Isolate every line in the records below with "покупали" in it.
>> BEGIN Listing
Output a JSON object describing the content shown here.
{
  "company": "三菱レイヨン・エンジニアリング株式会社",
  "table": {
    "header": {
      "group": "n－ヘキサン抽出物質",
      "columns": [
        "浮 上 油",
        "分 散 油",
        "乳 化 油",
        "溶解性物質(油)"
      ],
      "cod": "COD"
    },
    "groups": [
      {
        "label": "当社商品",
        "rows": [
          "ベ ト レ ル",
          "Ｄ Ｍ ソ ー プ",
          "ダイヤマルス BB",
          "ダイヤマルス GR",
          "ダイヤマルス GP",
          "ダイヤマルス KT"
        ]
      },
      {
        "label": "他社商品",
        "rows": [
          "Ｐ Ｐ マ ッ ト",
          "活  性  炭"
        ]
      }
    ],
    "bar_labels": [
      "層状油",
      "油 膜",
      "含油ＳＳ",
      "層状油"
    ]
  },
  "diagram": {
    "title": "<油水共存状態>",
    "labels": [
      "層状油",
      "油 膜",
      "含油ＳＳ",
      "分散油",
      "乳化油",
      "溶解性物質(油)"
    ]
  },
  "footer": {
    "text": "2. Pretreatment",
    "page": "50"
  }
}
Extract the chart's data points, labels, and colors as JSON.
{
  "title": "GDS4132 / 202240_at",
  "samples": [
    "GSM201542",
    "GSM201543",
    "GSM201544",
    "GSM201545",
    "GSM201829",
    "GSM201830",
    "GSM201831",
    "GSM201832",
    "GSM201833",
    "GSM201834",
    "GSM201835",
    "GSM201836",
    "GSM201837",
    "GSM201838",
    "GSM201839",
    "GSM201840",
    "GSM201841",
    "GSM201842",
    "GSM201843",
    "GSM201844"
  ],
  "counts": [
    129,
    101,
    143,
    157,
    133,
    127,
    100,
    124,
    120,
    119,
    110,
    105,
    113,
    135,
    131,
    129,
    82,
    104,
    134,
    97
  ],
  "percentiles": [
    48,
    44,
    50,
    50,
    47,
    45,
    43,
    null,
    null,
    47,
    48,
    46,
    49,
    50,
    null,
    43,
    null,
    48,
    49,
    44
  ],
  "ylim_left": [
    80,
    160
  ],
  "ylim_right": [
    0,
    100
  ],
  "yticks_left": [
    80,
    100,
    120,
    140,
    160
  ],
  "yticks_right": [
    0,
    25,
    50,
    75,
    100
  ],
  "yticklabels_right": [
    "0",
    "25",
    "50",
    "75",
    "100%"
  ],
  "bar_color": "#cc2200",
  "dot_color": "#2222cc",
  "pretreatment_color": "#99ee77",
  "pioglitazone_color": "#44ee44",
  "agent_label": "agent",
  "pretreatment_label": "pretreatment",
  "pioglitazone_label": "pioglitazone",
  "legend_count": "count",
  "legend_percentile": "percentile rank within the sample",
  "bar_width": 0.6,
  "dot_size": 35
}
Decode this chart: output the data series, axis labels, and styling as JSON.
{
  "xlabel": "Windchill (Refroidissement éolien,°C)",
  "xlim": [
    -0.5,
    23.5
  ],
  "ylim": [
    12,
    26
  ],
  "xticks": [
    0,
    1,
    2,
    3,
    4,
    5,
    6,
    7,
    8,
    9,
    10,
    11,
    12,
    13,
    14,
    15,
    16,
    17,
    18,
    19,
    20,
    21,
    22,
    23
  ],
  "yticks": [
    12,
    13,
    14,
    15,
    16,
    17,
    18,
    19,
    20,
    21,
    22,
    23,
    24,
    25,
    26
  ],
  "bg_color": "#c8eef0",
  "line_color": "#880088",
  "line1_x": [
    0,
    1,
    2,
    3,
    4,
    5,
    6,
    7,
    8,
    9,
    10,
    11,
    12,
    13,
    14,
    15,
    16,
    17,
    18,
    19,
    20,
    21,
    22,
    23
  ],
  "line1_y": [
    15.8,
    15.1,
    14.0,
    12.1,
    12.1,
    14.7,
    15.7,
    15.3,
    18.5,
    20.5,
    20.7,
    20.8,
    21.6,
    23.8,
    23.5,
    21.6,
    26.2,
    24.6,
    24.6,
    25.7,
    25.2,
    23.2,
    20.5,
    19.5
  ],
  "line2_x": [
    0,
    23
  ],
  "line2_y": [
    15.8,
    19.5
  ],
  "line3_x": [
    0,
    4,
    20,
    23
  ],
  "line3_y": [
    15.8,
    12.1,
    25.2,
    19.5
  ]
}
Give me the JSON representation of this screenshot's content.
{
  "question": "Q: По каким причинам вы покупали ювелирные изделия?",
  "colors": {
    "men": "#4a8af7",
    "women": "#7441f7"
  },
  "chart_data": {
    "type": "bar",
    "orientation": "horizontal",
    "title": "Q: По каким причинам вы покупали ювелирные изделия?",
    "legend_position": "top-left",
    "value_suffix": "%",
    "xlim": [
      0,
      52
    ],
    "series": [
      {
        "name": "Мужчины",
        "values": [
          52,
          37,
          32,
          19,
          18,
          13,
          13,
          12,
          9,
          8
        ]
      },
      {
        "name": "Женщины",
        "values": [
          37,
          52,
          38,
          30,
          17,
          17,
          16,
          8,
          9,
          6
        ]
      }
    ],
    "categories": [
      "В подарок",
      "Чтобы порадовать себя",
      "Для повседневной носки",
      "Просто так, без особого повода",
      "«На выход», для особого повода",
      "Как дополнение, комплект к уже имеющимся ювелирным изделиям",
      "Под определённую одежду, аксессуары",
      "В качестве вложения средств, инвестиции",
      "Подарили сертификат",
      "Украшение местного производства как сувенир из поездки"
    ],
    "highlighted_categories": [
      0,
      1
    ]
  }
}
>> END Listing
◆ Correct answer:
  "question": "Q: По каким причинам вы покупали ювелирные изделия?",
    "title": "Q: По каким причинам вы покупали ювелирные изделия?",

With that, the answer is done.